**EXERCISE TASK**. Extract all data as written.

**DATA LISTING**.
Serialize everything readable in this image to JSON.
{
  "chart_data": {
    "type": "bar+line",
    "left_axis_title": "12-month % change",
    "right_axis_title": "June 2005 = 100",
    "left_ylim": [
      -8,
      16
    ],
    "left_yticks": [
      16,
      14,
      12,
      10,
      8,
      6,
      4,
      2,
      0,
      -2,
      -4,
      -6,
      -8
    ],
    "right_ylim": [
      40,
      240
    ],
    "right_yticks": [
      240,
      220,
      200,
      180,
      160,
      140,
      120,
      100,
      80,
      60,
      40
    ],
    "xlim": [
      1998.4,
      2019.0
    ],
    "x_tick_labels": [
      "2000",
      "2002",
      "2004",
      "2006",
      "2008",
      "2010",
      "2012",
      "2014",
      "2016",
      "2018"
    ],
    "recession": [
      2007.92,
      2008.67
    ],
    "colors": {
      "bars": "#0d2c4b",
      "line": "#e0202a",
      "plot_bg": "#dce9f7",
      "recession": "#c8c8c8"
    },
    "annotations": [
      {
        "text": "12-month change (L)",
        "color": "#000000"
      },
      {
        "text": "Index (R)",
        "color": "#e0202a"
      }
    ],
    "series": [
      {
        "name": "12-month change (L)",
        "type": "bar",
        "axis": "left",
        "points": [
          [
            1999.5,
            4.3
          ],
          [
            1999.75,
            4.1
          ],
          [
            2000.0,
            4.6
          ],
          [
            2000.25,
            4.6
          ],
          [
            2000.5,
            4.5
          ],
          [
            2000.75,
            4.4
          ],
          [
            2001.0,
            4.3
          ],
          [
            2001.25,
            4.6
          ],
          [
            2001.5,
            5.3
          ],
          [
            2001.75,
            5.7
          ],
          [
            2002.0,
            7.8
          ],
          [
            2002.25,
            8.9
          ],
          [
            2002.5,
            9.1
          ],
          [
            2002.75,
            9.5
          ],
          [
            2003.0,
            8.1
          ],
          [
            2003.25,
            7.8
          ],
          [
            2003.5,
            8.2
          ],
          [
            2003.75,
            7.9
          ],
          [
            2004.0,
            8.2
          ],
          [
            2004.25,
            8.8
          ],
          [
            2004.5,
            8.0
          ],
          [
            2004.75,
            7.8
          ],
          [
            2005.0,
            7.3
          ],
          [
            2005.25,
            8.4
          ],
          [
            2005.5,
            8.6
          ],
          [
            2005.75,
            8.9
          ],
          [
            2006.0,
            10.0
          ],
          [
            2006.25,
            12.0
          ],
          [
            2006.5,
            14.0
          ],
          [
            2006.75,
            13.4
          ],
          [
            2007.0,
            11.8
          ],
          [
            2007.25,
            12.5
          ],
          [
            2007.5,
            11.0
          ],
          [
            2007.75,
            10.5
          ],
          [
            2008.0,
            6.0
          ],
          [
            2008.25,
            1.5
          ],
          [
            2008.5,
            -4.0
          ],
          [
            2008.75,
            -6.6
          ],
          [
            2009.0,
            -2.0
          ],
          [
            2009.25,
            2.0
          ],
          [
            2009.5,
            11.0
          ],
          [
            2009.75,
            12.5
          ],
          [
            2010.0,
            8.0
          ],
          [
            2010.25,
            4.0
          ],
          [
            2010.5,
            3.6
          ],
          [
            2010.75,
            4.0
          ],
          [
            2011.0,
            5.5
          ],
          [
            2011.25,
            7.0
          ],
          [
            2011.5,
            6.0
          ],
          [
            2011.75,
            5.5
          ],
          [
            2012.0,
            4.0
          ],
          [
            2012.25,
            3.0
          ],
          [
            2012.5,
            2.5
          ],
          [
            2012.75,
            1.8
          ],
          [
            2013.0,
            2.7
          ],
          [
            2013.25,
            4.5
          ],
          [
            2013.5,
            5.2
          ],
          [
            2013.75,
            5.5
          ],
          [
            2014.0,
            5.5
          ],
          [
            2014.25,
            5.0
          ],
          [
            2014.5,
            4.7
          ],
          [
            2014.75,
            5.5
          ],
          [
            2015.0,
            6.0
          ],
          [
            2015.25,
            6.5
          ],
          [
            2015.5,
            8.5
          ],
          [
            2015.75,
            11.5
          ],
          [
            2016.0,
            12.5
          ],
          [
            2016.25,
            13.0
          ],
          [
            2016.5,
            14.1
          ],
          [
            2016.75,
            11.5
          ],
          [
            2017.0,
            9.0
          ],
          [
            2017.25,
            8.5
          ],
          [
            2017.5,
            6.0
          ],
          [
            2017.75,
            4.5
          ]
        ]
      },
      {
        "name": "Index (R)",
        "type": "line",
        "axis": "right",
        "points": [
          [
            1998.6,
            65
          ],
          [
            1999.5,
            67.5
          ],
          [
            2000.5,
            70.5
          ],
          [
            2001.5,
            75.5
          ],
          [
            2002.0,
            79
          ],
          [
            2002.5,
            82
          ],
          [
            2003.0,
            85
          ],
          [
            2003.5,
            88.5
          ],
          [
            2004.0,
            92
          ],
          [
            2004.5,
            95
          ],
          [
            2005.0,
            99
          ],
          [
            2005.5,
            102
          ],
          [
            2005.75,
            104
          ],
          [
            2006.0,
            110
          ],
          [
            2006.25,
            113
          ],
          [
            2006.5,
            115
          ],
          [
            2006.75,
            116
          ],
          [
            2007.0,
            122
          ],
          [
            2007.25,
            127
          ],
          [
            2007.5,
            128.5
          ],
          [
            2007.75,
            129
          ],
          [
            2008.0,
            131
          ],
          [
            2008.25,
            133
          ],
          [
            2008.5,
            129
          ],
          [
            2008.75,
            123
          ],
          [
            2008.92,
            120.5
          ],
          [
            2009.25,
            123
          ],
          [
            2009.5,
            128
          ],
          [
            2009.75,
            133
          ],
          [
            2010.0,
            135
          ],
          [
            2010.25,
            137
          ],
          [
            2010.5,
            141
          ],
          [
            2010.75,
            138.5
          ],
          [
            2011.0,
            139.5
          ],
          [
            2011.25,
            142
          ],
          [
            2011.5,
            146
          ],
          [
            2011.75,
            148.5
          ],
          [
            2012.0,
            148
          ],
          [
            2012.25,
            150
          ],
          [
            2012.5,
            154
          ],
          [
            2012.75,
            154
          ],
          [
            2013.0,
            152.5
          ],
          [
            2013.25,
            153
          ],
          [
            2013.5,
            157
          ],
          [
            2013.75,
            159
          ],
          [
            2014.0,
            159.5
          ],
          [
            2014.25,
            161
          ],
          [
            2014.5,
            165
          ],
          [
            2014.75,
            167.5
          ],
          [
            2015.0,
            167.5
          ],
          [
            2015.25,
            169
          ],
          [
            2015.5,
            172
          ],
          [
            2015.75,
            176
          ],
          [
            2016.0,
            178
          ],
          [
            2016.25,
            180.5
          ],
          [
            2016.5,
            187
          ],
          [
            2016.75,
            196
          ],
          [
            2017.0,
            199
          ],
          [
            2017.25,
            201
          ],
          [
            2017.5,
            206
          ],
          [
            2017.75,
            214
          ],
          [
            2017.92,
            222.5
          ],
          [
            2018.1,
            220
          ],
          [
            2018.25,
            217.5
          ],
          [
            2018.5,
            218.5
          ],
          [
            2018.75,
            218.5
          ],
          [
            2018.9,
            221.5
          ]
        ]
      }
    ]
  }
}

**CORRECT RESPONSE**.
Serialize everything readable in this image to JSON.
{
  "chart_data": {
    "type": "bar+line",
    "left_axis_title": "12-month % change",
    "right_axis_title": "June 2005 = 100",
    "left_ylim": [
      -8,
      16
    ],
    "left_yticks": [
      16,
      14,
      12,
      10,
      8,
      6,
      4,
      2,
      0,
      -2,
      -4,
      -6,
      -8
    ],
    "right_ylim": [
      40,
      240
    ],
    "right_yticks": [
      240,
      220,
      200,
      180,
      160,
      140,
      120,
      100,
      80,
      60,
      40
    ],
    "xlim": [
      1998.4,
      2019.0
    ],
    "x_tick_labels": [
      "2000",
      "2002",
      "2004",
      "2006",
      "2008",
      "2010",
      "2012",
      "2014",
      "2016",
      "2018"
    ],
    "recession": [
      2007.92,
      2008.67
    ],
    "colors": {
      "bars": "#0d2c4b",
      "line": "#e0202a",
      "plot_bg": "#dce9f7",
      "recession": "#c8c8c8"
    },
    "annotations": [
      {
        "text": "12-month change (L)",
        "color": "#000000"
      },
      {
        "text": "Index (R)",
        "color": "#e0202a"
      }
    ],
    "series": [
      {
        "name": "12-month change (L)",
        "type": "bar",
        "axis": "left",
        "points": [
          [
            1999.5,
            4.3
          ],
          [
            1999.75,
            4.1
          ],
          [
            2000.0,
            4.6
          ],
          [
            2000.25,
            4.6
          ],
          [
            2000.5,
            4.5
          ],
          [
            2000.75,
            4.4
          ],
          [
            2001.0,
            4.3
          ],
          [
            2001.25,
            4.6
          ],
          [
            2001.5,
            5.3
          ],
          [
            2001.75,
            5.7
          ],
          [
            2002.0,
            7.8
          ],
          [
            2002.25,
            8.9
          ],
          [
            2002.5,
            9.1
          ],
          [
            2002.75,
            9.5
          ],
          [
            2003.0,
            8.1
          ],
          [
            2003.25,
            7.8
          ],
          [
            2003.5,
            8.2
          ],
          [
            2003.75,
            7.9
          ],
          [
            2004.0,
            8.2
          ],
          [
            2004.25,
            8.8
          ],
          [
            2004.5,
            8.0
          ],
          [
            2004.75,
            7.8
          ],
          [
            2005.0,
            7.3
          ],
          [
            2005.25,
            8.4
          ],
          [
            2005.5,
            8.6
          ],
          [
            2005.75,
            8.9
          ],
          [
            2006.0,
            10.0
          ],
          [
            2006.25,
            12.0
          ],
          [
            2006.5,
            14.0
          ],
          [
            2006.75,
            13.4
          ],
          [
            2007.0,
            11.8
          ],
          [
            2007.25,
            12.5
          ],
          [
            2007.5,
            11.0
          ],
          [
            2007.75,
            10.5
          ],
          [
            2008.0,
            6.0
          ],
          [
            2008.25,
            1.5
          ],
          [
            2008.5,
            -4.0
          ],
          [
            2008.75,
            -6.6
          ],
          [
            2009.0,
            -2.0
          ],
          [
            2009.25,
            2.0
          ],
          [
            2009.5,
            11.0
          ],
          [
            2009.75,
            12.5
          ],
          [
            2010.0,
            8.0
          ],
          [
            2010.25,
            4.0
          ],
          [
            2010.5,
            3.6
          ],
          [
            2010.75,
            4.0
          ],
          [
            2011.0,
            5.5
          ],
          [
            2011.25,
            7.0
          ],
          [
            2011.5,
            6.0
          ],
          [
            2011.75,
            5.5
          ],
          [
            2012.0,
            4.0
          ],
          [
            2012.25,
            3.0
          ],
          [
            2012.5,
            2.5
          ],
          [
            2012.75,
            1.8
          ],
          [
            2013.0,
            2.7
          ],
          [
            2013.25,
            4.5
          ],
          [
            2013.5,
            5.2
          ],
          [
            2013.75,
            5.5
          ],
          [
            2014.0,
            5.5
          ],
          [
            2014.25,
            5.0
          ],
          [
            2014.5,
            4.7
          ],
          [
            2014.75,
            5.5
          ],
          [
            2015.0,
            6.0
          ],
          [
            2015.25,
            6.5
          ],
          [
            2015.5,
            8.5
          ],
          [
            2015.75,
            11.5
          ],
          [
            2016.0,
            12.5
          ],
          [
            2016.25,
            13.0
          ],
          [
            2016.5,
            14.1
          ],
          [
            2016.75,
            11.5
          ],
          [
            2017.0,
            9.0
          ],
          [
            2017.25,
            8.5
          ],
          [
            2017.5,
            6.0
          ],
          [
            2017.75,
            4.5
          ]
        ]
      },
      {
        "name": "Index (R)",
        "type": "line",
        "axis": "right",
        "points": [
          [
            1998.6,
            65
          ],
          [
            1999.5,
            67.5
          ],
          [
            2000.5,
            70.5
          ],
          [
            2001.5,
            75.5
          ],
          [
            2002.0,
            79
          ],
          [
            2002.5,
            82
          ],
          [
            2003.0,
            85
          ],
          [
            2003.5,
            88.5
          ],
          [
            2004.0,
            92
          ],
          [
            2004.5,
            95
          ],
          [
            2005.0,
            99
          ],
          [
            2005.5,
            102
          ],
          [
            2005.75,
            104
          ],
          [
            2006.0,
            110
          ],
          [
            2006.25,
            113
          ],
          [
            2006.5,
            115
          ],
          [
            2006.75,
            116
          ],
          [
            2007.0,
            122
          ],
          [
            2007.25,
            127
          ],
          [
            2007.5,
            128.5
          ],
          [
            2007.75,
            129
          ],
          [
            2008.0,
            131
          ],
          [
            2008.25,
            133
          ],
          [
            2008.5,
            129
          ],
          [
            2008.75,
            123
          ],
          [
            2008.92,
            120.5
          ],
          [
            2009.25,
            123
          ],
          [
            2009.5,
            128
          ],
          [
            2009.75,
            133
          ],
          [
            2010.0,
            135
          ],
          [
            2010.25,
            137
          ],
          [
            2010.5,
            141
          ],
          [
            2010.75,
            138.5
          ],
          [
            2011.0,
            139.5
          ],
          [
            2011.25,
            142
          ],
          [
            2011.5,
            146
          ],
          [
            2011.75,
            148.5
          ],
          [
            2012.0,
            148
          ],
          [
            2012.25,
            150
          ],
          [
            2012.5,
            154
          ],
          [
            2012.75,
            154
          ],
          [
            2013.0,
            152.5
          ],
          [
            2013.25,
            153
          ],
          [
            2013.5,
            157
          ],
          [
            2013.75,
            159
          ],
          [
            2014.0,
            159.5
          ],
          [
            2014.25,
            161
          ],
          [
            2014.5,
            165
          ],
          [
            2014.75,
            167.5
          ],
          [
            2015.0,
            167.5
          ],
          [
            2015.25,
            169
          ],
          [
            2015.5,
            172
          ],
          [
            2015.75,
            176
          ],
          [
            2016.0,
            178
          ],
          [
            2016.25,
            180.5
          ],
          [
            2016.5,
            187
          ],
          [
            2016.75,
            196
          ],
          [
            2017.0,
            199
          ],
          [
            2017.25,
            201
          ],
          [
            2017.5,
            206
          ],
          [
            2017.75,
            214
          ],
          [
            2017.92,
            222.5
          ],
          [
            2018.1,
            220
          ],
          [
            2018.25,
            217.5
          ],
          [
            2018.5,
            218.5
          ],
          [
            2018.75,
            218.5
          ],
          [
            2018.9,
            221.5
          ]
        ]
      }
    ]
  }
}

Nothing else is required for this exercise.